> _Task instructions_
The records that follow should be retyped word for word.

Start of Given records

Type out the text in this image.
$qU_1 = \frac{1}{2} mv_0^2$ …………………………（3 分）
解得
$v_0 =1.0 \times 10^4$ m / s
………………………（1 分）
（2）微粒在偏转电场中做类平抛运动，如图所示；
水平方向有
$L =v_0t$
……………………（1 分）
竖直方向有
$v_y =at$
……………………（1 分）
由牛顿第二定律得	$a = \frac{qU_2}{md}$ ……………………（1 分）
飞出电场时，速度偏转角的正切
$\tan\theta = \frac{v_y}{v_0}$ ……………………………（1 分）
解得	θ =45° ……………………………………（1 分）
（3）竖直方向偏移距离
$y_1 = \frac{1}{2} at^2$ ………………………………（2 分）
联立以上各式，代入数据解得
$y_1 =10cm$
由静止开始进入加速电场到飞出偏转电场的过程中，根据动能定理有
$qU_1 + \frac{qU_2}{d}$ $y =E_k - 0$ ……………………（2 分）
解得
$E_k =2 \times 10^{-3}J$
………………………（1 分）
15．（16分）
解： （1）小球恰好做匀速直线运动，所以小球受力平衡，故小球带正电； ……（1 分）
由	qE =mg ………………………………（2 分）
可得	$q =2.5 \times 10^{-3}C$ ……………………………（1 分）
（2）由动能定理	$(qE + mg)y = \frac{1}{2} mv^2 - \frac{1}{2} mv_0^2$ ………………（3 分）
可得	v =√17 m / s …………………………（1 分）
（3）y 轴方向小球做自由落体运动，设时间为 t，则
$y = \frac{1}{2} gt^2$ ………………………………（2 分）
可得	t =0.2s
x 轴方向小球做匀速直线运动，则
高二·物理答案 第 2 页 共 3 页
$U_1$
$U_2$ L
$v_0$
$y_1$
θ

End of Given records

> _Reply_
Type out the text in this image.
$qU_1 = \frac{1}{2} mv_0^2$ …………………………（3 分）
解得
$v_0 =1.0 \times 10^4$ m / s
………………………（1 分）
（2）微粒在偏转电场中做类平抛运动，如图所示；
水平方向有
$L =v_0t$
……………………（1 分）
竖直方向有
$v_y =at$
……………………（1 分）
由牛顿第二定律得	$a = \frac{qU_2}{md}$ ……………………（1 分）
飞出电场时，速度偏转角的正切
$\tan\theta = \frac{v_y}{v_0}$ ……………………………（1 分）
解得	θ =45° ……………………………………（1 分）
（3）竖直方向偏移距离
$y_1 = \frac{1}{2} at^2$ ………………………………（2 分）
联立以上各式，代入数据解得
$y_1 =10cm$
由静止开始进入加速电场到飞出偏转电场的过程中，根据动能定理有
$qU_1 + \frac{qU_2}{d}$ $y =E_k - 0$ ……………………（2 分）
解得
$E_k =2 \times 10^{-3}J$
………………………（1 分）
15．（16分）
解： （1）小球恰好做匀速直线运动，所以小球受力平衡，故小球带正电； ……（1 分）
由	qE =mg ………………………………（2 分）
可得	$q =2.5 \times 10^{-3}C$ ……………………………（1 分）
（2）由动能定理	$(qE + mg)y = \frac{1}{2} mv^2 - \frac{1}{2} mv_0^2$ ………………（3 分）
可得	v =√17 m / s …………………………（1 分）
（3）y 轴方向小球做自由落体运动，设时间为 t，则
$y = \frac{1}{2} gt^2$ ………………………………（2 分）
可得	t =0.2s
x 轴方向小球做匀速直线运动，则
高二·物理答案 第 2 页 共 3 页
$U_1$
$U_2$ L
$v_0$
$y_1$
θ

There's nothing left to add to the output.